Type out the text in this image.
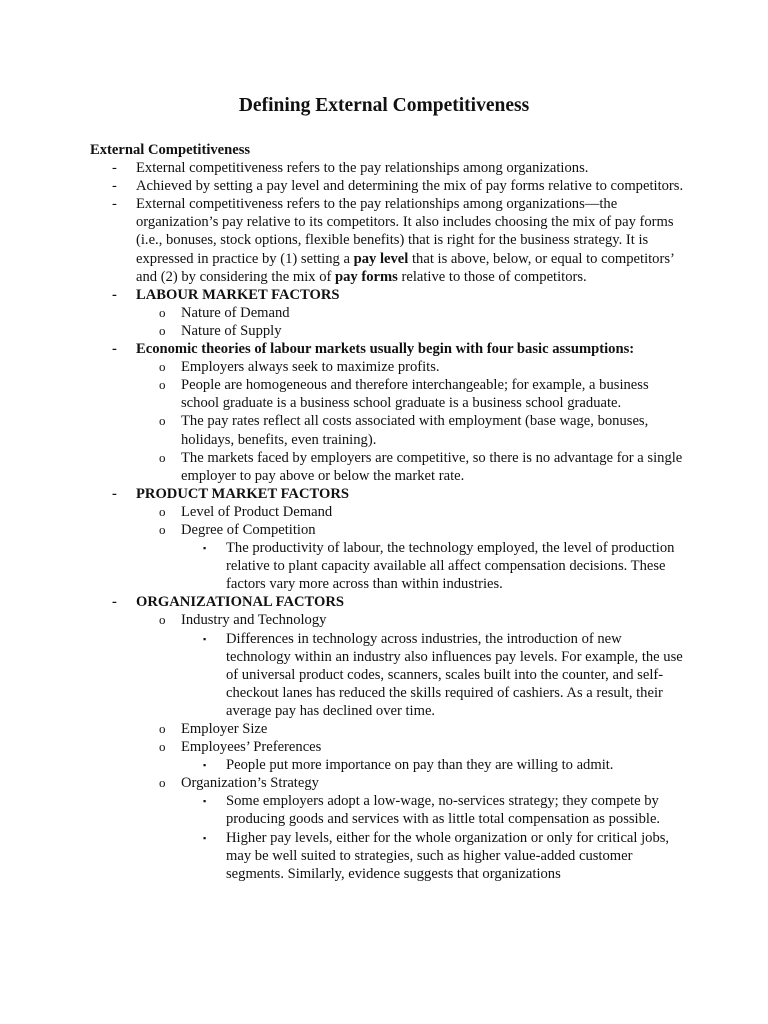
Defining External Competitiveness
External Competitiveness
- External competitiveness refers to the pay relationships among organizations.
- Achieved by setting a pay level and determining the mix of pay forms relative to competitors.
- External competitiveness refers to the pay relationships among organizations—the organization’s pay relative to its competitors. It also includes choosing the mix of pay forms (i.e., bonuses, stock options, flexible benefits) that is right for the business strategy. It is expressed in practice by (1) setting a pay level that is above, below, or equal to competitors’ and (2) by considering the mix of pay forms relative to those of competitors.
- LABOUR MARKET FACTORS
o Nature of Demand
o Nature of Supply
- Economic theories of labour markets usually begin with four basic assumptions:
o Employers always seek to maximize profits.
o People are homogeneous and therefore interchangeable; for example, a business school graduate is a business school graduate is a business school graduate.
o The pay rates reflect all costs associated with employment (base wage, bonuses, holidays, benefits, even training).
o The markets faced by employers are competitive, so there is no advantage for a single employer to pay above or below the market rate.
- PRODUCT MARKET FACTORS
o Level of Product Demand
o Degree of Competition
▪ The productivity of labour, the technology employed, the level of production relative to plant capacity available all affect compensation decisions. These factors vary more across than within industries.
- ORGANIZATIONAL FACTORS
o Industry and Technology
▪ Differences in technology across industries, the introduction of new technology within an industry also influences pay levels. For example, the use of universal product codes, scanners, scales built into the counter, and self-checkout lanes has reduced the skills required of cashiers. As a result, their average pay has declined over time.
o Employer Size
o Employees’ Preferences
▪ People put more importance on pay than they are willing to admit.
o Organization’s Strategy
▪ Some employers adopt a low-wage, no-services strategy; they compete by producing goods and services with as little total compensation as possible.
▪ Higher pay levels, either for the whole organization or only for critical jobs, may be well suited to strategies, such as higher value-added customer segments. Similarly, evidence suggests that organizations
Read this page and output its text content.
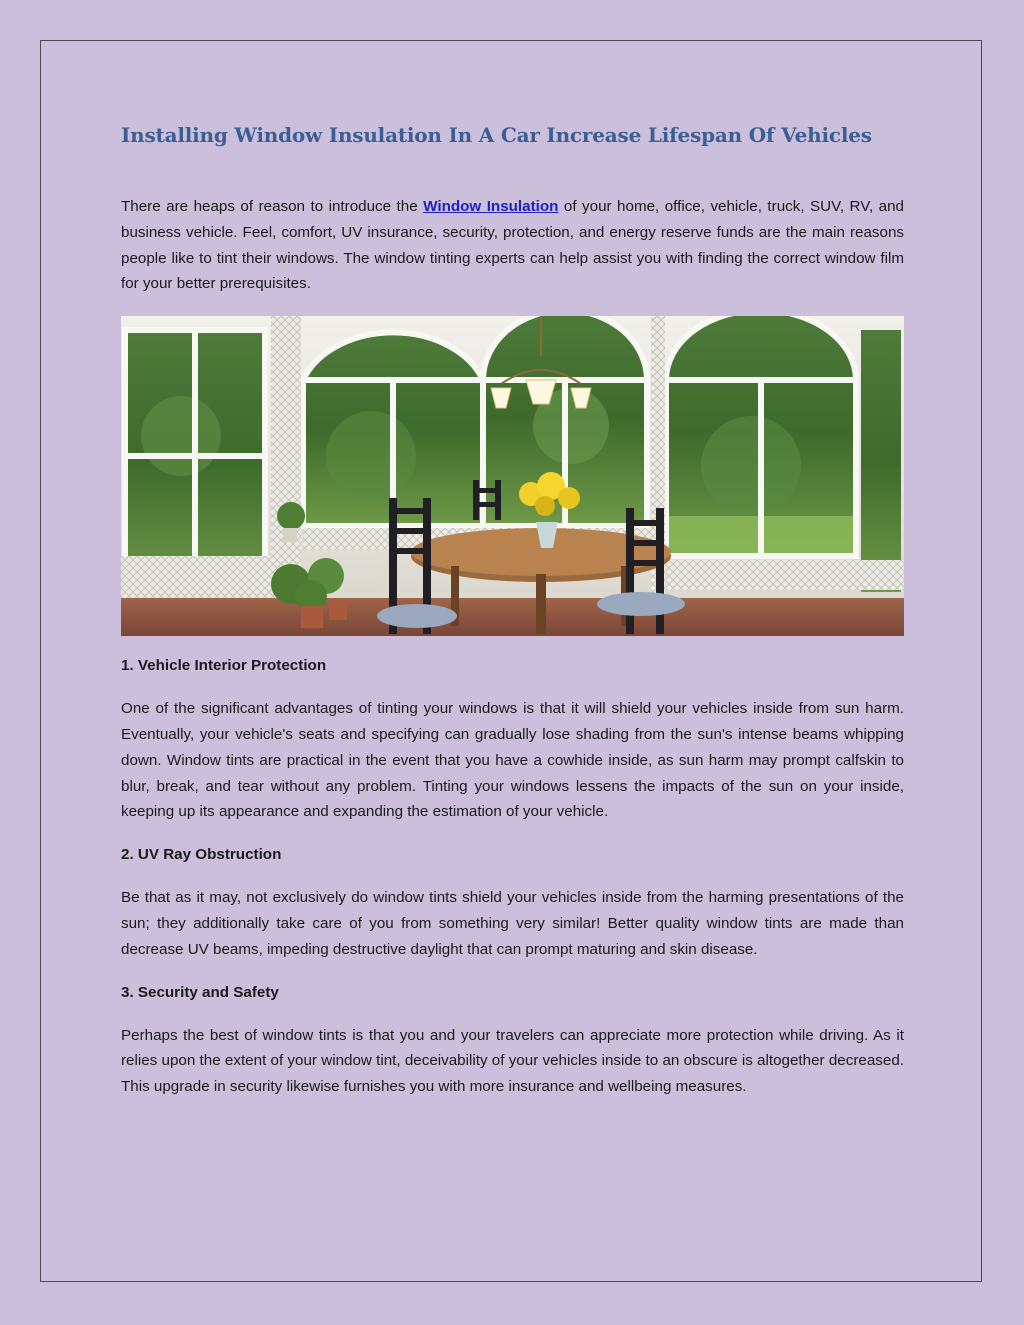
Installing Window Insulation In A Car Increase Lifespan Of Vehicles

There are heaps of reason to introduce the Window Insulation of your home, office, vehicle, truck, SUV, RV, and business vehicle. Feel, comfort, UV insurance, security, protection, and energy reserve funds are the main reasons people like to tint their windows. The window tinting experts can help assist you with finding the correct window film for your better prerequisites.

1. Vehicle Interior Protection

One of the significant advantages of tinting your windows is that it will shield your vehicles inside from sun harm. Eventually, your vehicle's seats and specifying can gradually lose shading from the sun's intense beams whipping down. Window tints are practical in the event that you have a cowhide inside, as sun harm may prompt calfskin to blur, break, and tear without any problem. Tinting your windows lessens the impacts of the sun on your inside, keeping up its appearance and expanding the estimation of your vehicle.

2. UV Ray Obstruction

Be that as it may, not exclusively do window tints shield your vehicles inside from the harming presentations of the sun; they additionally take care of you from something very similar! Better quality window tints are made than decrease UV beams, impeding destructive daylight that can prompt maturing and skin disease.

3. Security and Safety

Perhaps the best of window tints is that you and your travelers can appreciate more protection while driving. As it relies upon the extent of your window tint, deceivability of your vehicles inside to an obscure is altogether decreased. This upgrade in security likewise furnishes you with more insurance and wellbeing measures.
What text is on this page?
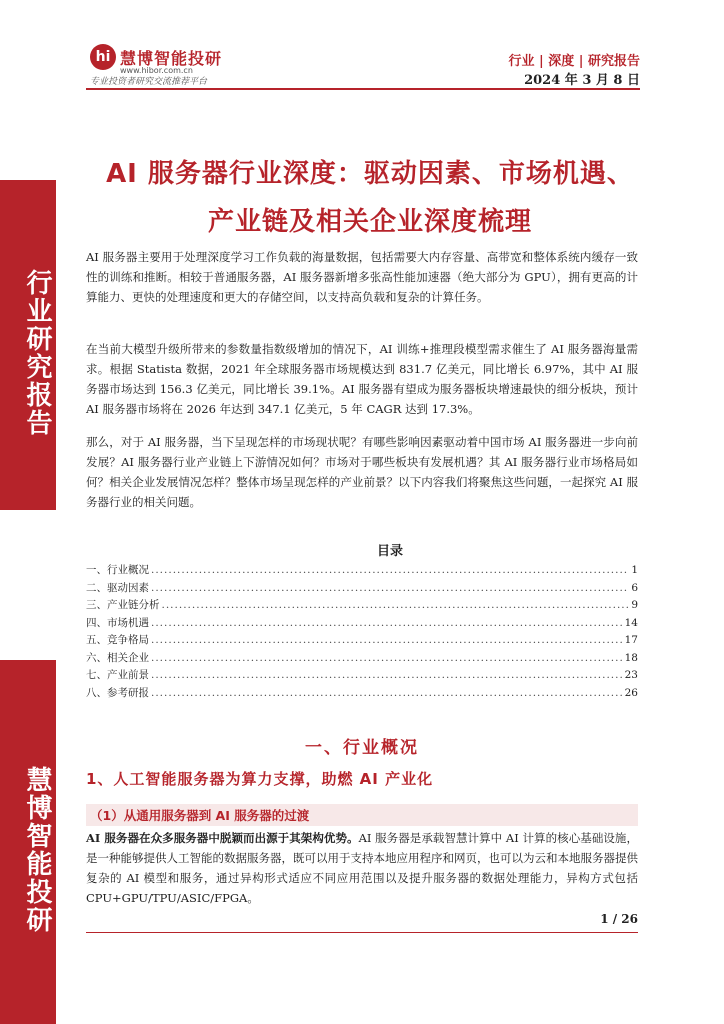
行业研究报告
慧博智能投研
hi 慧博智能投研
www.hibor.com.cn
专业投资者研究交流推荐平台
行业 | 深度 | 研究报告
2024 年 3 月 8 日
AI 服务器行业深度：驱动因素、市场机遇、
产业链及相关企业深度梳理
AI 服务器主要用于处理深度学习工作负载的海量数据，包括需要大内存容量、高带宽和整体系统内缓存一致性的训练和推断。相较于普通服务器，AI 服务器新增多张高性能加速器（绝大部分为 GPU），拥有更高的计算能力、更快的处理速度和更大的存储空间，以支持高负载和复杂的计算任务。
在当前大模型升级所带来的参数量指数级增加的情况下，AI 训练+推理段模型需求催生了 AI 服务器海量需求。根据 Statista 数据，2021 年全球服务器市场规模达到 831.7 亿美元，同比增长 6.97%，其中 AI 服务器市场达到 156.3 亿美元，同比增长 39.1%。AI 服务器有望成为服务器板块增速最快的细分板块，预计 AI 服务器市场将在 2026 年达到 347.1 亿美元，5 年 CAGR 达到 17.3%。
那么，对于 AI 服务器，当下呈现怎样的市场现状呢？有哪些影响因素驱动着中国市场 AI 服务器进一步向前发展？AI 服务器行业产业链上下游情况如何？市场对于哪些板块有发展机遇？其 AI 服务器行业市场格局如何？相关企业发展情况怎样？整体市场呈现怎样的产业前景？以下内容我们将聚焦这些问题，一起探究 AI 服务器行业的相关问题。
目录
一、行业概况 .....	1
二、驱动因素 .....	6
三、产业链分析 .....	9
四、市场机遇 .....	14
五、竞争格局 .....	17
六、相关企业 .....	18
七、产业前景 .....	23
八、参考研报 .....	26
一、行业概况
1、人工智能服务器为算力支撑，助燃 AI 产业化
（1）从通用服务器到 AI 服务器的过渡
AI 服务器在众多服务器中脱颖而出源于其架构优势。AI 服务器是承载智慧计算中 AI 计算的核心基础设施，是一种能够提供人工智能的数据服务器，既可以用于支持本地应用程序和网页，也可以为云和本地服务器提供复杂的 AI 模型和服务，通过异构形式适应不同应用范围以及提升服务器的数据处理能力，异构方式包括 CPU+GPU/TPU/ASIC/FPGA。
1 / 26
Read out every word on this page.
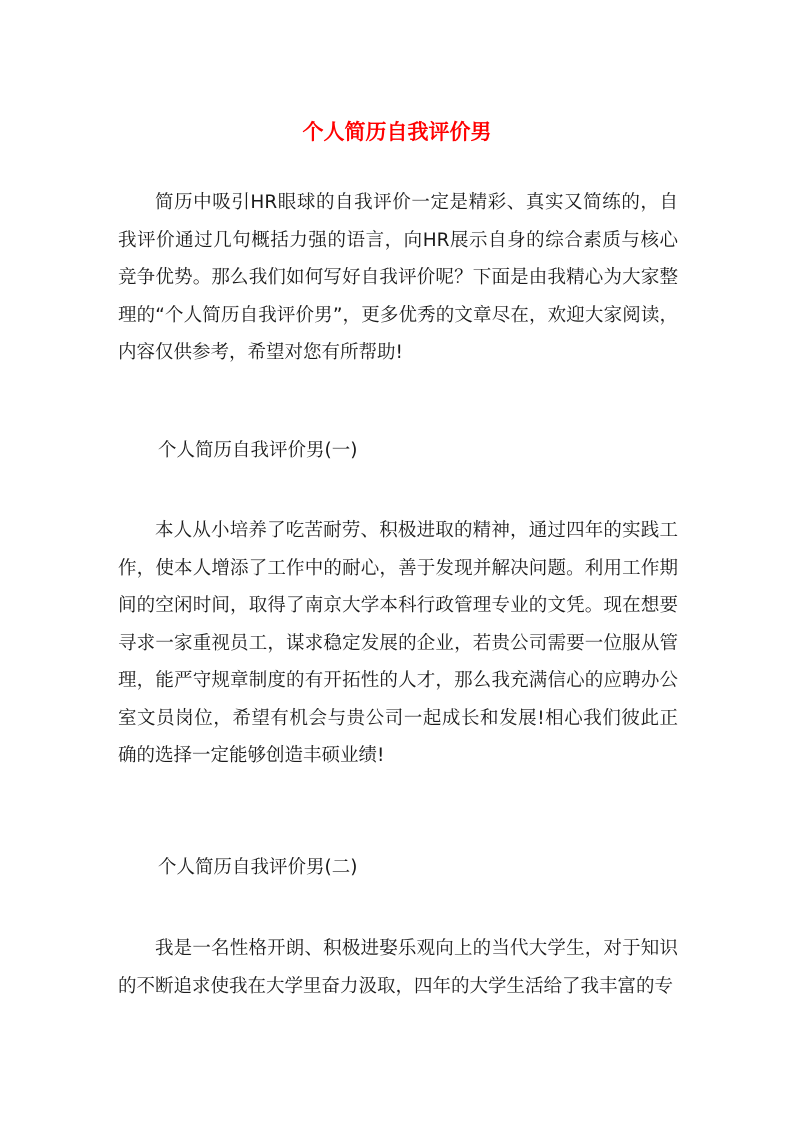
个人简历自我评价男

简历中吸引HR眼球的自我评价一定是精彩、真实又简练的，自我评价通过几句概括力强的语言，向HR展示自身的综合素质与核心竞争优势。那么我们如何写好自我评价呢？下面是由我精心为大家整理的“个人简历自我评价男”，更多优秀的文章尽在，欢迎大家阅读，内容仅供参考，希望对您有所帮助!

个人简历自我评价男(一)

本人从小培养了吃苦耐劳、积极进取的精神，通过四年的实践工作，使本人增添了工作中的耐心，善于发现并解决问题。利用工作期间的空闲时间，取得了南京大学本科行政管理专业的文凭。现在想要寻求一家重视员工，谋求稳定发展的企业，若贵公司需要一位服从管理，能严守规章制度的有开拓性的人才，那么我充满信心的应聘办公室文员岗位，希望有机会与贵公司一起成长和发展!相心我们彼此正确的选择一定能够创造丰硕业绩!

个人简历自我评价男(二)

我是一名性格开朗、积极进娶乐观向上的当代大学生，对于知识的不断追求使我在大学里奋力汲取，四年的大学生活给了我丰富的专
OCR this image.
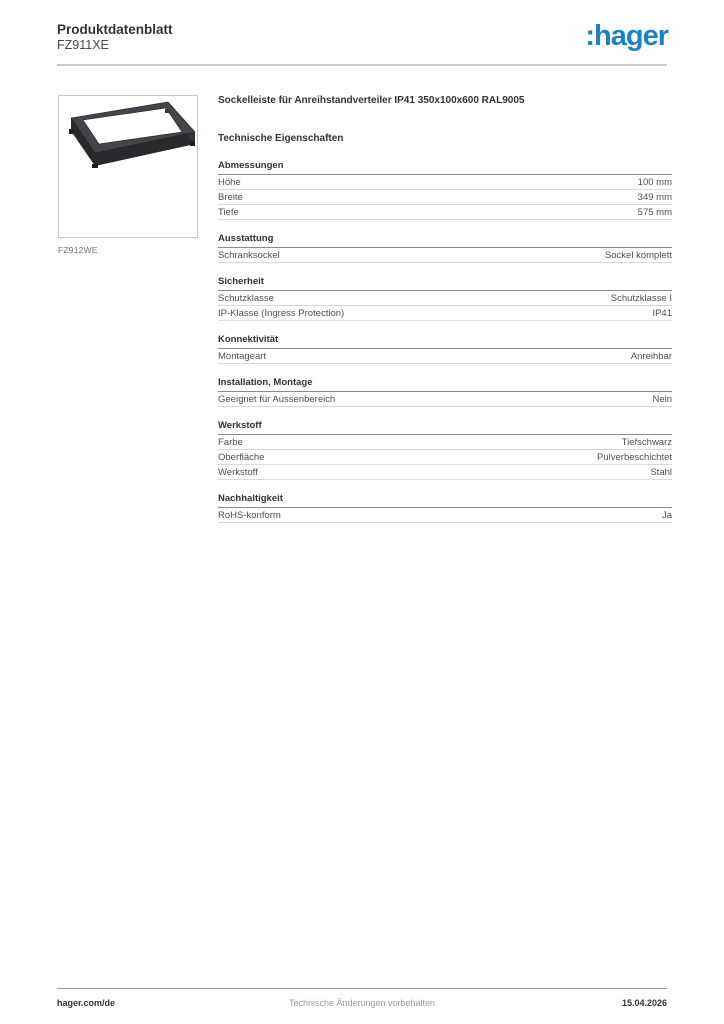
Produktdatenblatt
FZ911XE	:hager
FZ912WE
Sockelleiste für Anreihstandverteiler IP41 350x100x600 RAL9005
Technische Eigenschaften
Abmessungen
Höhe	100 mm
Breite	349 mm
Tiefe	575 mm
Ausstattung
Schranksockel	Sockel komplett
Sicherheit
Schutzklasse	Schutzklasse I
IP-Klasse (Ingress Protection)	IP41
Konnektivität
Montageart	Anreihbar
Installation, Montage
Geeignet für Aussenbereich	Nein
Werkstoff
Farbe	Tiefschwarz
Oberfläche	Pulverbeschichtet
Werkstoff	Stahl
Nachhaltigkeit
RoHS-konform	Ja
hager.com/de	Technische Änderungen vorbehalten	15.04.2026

▸ Objective
Above are records to transcribe exactly; leave their pictures out.

▸ Solved problem
Type out the text in this image.
Defining External Competitiveness
External Competitiveness
- External competitiveness refers to the pay relationships among organizations.
- Achieved by setting a pay level and determining the mix of pay forms relative to competitors.
- External competitiveness refers to the pay relationships among organizations—the organization’s pay relative to its competitors. It also includes choosing the mix of pay forms (i.e., bonuses, stock options, flexible benefits) that is right for the business strategy. It is expressed in practice by (1) setting a pay level that is above, below, or equal to competitors’ and (2) by considering the mix of pay forms relative to those of competitors.
- LABOUR MARKET FACTORS
o Nature of Demand
o Nature of Supply
- Economic theories of labour markets usually begin with four basic assumptions:
o Employers always seek to maximize profits.
o People are homogeneous and therefore interchangeable; for example, a business school graduate is a business school graduate is a business school graduate.
o The pay rates reflect all costs associated with employment (base wage, bonuses, holidays, benefits, even training).
o The markets faced by employers are competitive, so there is no advantage for a single employer to pay above or below the market rate.
- PRODUCT MARKET FACTORS
o Level of Product Demand
o Degree of Competition
▪ The productivity of labour, the technology employed, the level of production relative to plant capacity available all affect compensation decisions. These factors vary more across than within industries.
- ORGANIZATIONAL FACTORS
o Industry and Technology
▪ Differences in technology across industries, the introduction of new technology within an industry also influences pay levels. For example, the use of universal product codes, scanners, scales built into the counter, and self-checkout lanes has reduced the skills required of cashiers. As a result, their average pay has declined over time.
o Employer Size
o Employees’ Preferences
▪ People put more importance on pay than they are willing to admit.
o Organization’s Strategy
▪ Some employers adopt a low-wage, no-services strategy; they compete by producing goods and services with as little total compensation as possible.
▪ Higher pay levels, either for the whole organization or only for critical jobs, may be well suited to strategies, such as higher value-added customer segments. Similarly, evidence suggests that organizations
Read this page and output its text content.
Installing Window Insulation In A Car Increase Lifespan Of Vehicles

There are heaps of reason to introduce the Window Insulation of your home, office, vehicle, truck, SUV, RV, and business vehicle. Feel, comfort, UV insurance, security, protection, and energy reserve funds are the main reasons people like to tint their windows. The window tinting experts can help assist you with finding the correct window film for your better prerequisites.

1. Vehicle Interior Protection

One of the significant advantages of tinting your windows is that it will shield your vehicles inside from sun harm. Eventually, your vehicle's seats and specifying can gradually lose shading from the sun's intense beams whipping down. Window tints are practical in the event that you have a cowhide inside, as sun harm may prompt calfskin to blur, break, and tear without any problem. Tinting your windows lessens the impacts of the sun on your inside, keeping up its appearance and expanding the estimation of your vehicle.

2. UV Ray Obstruction

Be that as it may, not exclusively do window tints shield your vehicles inside from the harming presentations of the sun; they additionally take care of you from something very similar! Better quality window tints are made than decrease UV beams, impeding destructive daylight that can prompt maturing and skin disease.

3. Security and Safety

Perhaps the best of window tints is that you and your travelers can appreciate more protection while driving. As it relies upon the extent of your window tint, deceivability of your vehicles inside to an obscure is altogether decreased. This upgrade in security likewise furnishes you with more insurance and wellbeing measures.
What text is on this page?
行业研究报告
慧博智能投研
hi 慧博智能投研
www.hibor.com.cn
专业投资者研究交流推荐平台
行业 | 深度 | 研究报告
2024 年 3 月 8 日
AI 服务器行业深度：驱动因素、市场机遇、
产业链及相关企业深度梳理
AI 服务器主要用于处理深度学习工作负载的海量数据，包括需要大内存容量、高带宽和整体系统内缓存一致性的训练和推断。相较于普通服务器，AI 服务器新增多张高性能加速器（绝大部分为 GPU），拥有更高的计算能力、更快的处理速度和更大的存储空间，以支持高负载和复杂的计算任务。
在当前大模型升级所带来的参数量指数级增加的情况下，AI 训练+推理段模型需求催生了 AI 服务器海量需求。根据 Statista 数据，2021 年全球服务器市场规模达到 831.7 亿美元，同比增长 6.97%，其中 AI 服务器市场达到 156.3 亿美元，同比增长 39.1%。AI 服务器有望成为服务器板块增速最快的细分板块，预计 AI 服务器市场将在 2026 年达到 347.1 亿美元，5 年 CAGR 达到 17.3%。
那么，对于 AI 服务器，当下呈现怎样的市场现状呢？有哪些影响因素驱动着中国市场 AI 服务器进一步向前发展？AI 服务器行业产业链上下游情况如何？市场对于哪些板块有发展机遇？其 AI 服务器行业市场格局如何？相关企业发展情况怎样？整体市场呈现怎样的产业前景？以下内容我们将聚焦这些问题，一起探究 AI 服务器行业的相关问题。
目录
一、行业概况 .....	1
二、驱动因素 .....	6
三、产业链分析 .....	9
四、市场机遇 .....	14
五、竞争格局 .....	17
六、相关企业 .....	18
七、产业前景 .....	23
八、参考研报 .....	26
一、行业概况
1、人工智能服务器为算力支撑，助燃 AI 产业化
（1）从通用服务器到 AI 服务器的过渡
AI 服务器在众多服务器中脱颖而出源于其架构优势。AI 服务器是承载智慧计算中 AI 计算的核心基础设施，是一种能够提供人工智能的数据服务器，既可以用于支持本地应用程序和网页，也可以为云和本地服务器提供复杂的 AI 模型和服务，通过异构形式适应不同应用范围以及提升服务器的数据处理能力，异构方式包括 CPU+GPU/TPU/ASIC/FPGA。
1 / 26
Read out every word on this page.
个人简历自我评价男

简历中吸引HR眼球的自我评价一定是精彩、真实又简练的，自我评价通过几句概括力强的语言，向HR展示自身的综合素质与核心竞争优势。那么我们如何写好自我评价呢？下面是由我精心为大家整理的“个人简历自我评价男”，更多优秀的文章尽在，欢迎大家阅读，内容仅供参考，希望对您有所帮助!

个人简历自我评价男(一)

本人从小培养了吃苦耐劳、积极进取的精神，通过四年的实践工作，使本人增添了工作中的耐心，善于发现并解决问题。利用工作期间的空闲时间，取得了南京大学本科行政管理专业的文凭。现在想要寻求一家重视员工，谋求稳定发展的企业，若贵公司需要一位服从管理，能严守规章制度的有开拓性的人才，那么我充满信心的应聘办公室文员岗位，希望有机会与贵公司一起成长和发展!相心我们彼此正确的选择一定能够创造丰硕业绩!

个人简历自我评价男(二)

我是一名性格开朗、积极进娶乐观向上的当代大学生，对于知识的不断追求使我在大学里奋力汲取，四年的大学生活给了我丰富的专
OCR this image.
Produktdatenblatt
FZ911XE	:hager
FZ912WE
Sockelleiste für Anreihstandverteiler IP41 350x100x600 RAL9005
Technische Eigenschaften
Abmessungen
Höhe	100 mm
Breite	349 mm
Tiefe	575 mm
Ausstattung
Schranksockel	Sockel komplett
Sicherheit
Schutzklasse	Schutzklasse I
IP-Klasse (Ingress Protection)	IP41
Konnektivität
Montageart	Anreihbar
Installation, Montage
Geeignet für Aussenbereich	Nein
Werkstoff
Farbe	Tiefschwarz
Oberfläche	Pulverbeschichtet
Werkstoff	Stahl
Nachhaltigkeit
RoHS-konform	Ja
hager.com/de	Technische Änderungen vorbehalten	15.04.2026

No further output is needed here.